━━━━━ EXCERPTED RECORDS

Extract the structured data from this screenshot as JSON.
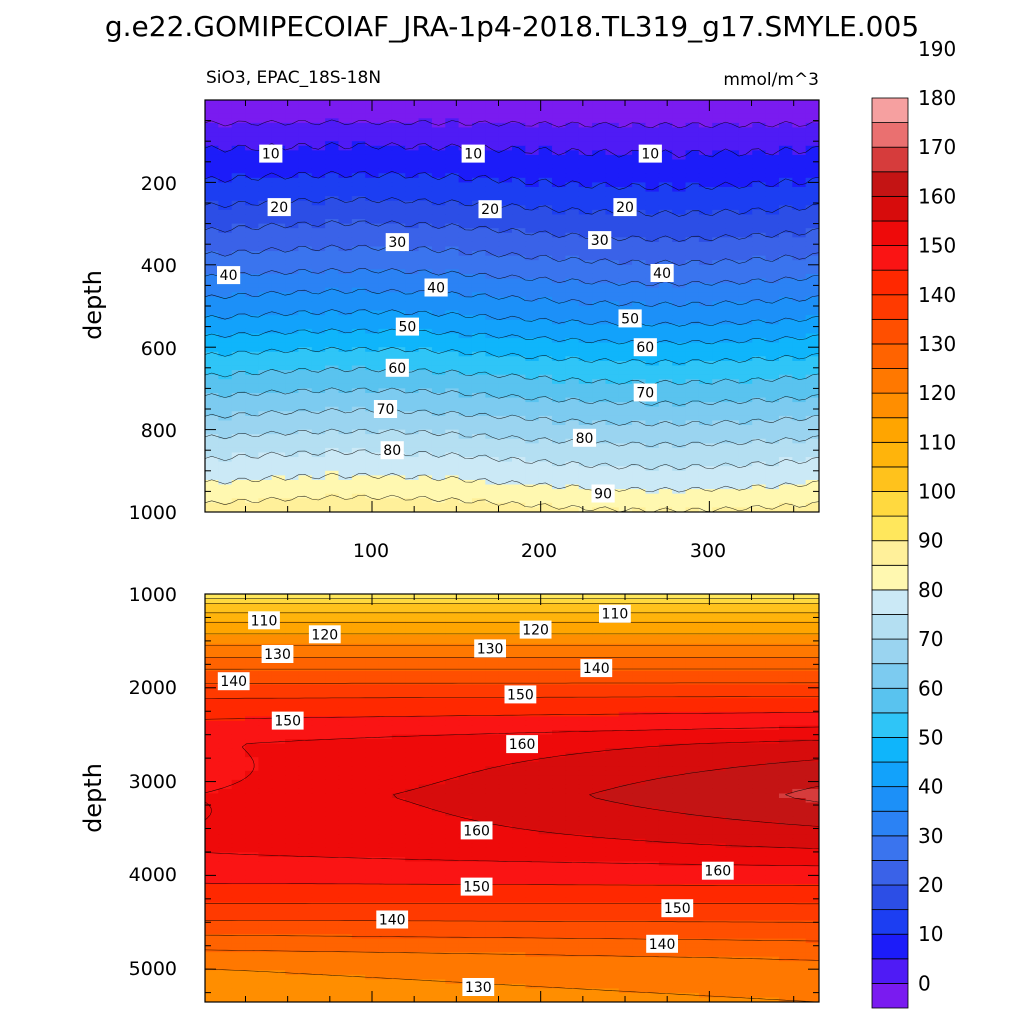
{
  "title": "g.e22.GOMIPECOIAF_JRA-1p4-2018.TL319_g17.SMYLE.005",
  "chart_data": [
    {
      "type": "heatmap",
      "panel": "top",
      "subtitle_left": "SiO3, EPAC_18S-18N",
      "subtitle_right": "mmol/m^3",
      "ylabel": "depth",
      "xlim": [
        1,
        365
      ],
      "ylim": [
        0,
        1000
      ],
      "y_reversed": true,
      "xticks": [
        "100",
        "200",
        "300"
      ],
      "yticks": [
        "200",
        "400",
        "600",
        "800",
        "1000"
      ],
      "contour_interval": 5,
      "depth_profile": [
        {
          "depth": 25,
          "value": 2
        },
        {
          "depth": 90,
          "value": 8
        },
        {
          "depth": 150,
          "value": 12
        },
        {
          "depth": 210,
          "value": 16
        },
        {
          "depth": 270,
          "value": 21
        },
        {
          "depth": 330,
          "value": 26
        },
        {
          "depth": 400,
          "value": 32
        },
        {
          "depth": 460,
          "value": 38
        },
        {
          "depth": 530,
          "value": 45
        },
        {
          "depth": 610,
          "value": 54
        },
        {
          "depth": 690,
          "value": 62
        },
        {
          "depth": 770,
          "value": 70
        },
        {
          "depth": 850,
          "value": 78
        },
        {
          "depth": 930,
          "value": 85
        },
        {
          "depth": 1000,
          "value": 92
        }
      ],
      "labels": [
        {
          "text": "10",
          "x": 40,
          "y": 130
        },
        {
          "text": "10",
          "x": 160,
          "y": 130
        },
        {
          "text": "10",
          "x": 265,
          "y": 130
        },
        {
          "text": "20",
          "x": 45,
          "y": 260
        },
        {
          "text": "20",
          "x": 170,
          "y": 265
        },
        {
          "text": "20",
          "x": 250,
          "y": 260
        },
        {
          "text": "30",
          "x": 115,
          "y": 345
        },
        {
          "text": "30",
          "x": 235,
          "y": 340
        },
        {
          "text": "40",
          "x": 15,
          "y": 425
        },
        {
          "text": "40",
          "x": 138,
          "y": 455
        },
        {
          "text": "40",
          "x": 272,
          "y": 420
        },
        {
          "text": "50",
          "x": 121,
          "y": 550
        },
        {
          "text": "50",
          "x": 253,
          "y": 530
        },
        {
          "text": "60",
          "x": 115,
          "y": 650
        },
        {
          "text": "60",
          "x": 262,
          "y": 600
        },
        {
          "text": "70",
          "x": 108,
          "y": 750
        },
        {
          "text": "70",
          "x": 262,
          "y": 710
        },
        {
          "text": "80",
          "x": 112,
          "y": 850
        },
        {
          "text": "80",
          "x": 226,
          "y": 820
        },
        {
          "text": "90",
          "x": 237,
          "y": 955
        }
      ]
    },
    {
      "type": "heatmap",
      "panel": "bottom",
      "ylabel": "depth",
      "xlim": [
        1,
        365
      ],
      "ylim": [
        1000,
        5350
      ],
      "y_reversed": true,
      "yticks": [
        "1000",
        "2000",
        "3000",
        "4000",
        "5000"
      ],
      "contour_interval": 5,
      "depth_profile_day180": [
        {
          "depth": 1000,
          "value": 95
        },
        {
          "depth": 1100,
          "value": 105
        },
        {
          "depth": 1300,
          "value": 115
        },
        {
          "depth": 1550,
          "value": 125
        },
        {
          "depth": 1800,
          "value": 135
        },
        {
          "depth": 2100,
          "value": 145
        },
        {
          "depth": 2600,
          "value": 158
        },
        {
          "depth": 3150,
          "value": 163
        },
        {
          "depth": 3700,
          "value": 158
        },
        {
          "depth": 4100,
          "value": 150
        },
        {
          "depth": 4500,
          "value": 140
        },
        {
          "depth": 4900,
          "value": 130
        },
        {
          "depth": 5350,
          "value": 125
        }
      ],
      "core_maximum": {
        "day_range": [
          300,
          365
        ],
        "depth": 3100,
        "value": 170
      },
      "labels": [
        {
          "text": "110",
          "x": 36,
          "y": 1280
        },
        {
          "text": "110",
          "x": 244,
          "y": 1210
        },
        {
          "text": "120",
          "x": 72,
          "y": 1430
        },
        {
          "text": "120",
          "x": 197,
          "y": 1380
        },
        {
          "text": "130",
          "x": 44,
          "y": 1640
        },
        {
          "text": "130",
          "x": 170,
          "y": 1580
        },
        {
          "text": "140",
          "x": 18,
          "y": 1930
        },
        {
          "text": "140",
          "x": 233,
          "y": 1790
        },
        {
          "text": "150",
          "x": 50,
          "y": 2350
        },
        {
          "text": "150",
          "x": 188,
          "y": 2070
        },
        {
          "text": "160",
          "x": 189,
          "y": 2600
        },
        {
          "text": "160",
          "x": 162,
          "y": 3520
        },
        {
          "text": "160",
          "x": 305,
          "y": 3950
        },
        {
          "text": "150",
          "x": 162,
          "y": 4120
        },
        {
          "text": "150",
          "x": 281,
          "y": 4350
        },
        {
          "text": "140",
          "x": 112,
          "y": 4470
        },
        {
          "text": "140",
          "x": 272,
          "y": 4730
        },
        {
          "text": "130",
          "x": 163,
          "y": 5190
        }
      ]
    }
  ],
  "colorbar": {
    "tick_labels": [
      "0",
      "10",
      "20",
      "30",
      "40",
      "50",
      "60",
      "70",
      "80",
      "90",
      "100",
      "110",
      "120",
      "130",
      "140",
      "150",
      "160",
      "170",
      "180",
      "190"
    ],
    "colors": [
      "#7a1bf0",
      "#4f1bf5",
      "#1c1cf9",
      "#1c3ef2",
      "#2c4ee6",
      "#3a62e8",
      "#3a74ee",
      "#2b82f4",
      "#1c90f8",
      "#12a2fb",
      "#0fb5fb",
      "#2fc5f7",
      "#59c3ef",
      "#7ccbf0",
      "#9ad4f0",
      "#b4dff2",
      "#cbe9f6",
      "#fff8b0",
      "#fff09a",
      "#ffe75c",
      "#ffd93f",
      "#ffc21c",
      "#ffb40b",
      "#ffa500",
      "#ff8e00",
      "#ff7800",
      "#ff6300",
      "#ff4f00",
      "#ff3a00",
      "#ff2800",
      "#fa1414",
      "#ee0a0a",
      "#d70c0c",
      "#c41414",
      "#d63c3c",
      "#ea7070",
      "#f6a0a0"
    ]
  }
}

━━━━━━━━━━
━━━━━ EXCERPTED RECORDS

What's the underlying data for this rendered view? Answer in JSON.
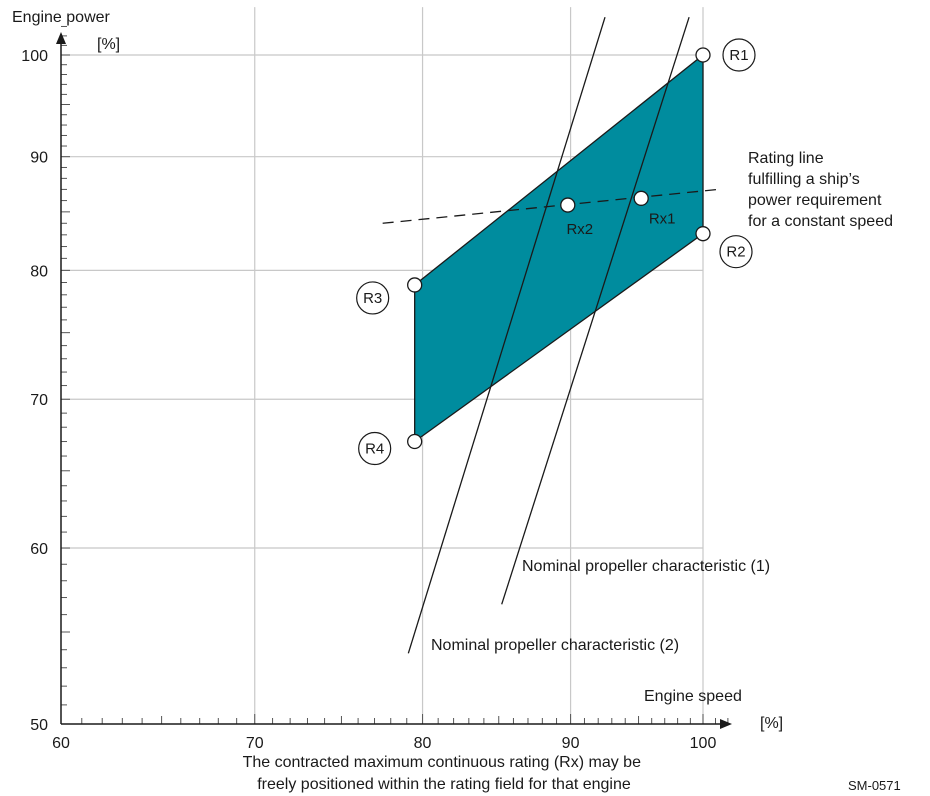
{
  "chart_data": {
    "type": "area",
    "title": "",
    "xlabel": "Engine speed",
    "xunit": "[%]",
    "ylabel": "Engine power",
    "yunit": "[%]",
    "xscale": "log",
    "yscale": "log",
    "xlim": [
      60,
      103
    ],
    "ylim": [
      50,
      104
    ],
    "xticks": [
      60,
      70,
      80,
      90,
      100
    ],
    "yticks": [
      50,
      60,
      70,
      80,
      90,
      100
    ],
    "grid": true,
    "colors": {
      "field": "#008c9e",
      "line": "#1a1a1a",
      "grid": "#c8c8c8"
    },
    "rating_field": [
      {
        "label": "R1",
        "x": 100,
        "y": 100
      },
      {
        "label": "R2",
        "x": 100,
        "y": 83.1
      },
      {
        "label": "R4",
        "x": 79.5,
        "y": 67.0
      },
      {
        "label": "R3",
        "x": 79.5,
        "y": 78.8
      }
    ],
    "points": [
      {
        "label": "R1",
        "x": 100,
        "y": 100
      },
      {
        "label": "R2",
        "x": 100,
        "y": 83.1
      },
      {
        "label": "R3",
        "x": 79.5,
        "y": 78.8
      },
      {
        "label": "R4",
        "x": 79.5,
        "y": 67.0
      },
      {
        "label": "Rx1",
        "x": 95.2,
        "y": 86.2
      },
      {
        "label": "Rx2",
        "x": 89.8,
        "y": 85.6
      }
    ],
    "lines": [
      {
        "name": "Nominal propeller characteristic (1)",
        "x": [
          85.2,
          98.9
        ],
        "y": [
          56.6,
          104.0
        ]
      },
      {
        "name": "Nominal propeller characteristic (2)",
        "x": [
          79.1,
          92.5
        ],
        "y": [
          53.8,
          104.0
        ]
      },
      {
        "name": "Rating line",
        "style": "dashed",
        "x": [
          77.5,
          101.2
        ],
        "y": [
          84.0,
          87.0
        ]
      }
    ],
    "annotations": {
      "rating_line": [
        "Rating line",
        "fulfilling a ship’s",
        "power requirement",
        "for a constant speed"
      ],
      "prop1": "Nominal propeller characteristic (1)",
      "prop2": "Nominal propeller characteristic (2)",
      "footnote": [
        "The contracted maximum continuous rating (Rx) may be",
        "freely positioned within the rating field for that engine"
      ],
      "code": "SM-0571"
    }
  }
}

━━━━━━━━━━

TO DO –
Write down every line of the data above that includes the string "Nominal".

OUTPUT FOR THIS TASK –
        "name": "Nominal propeller characteristic (1)",
        "name": "Nominal propeller characteristic (2)",
      "prop1": "Nominal propeller characteristic (1)",
      "prop2": "Nominal propeller characteristic (2)",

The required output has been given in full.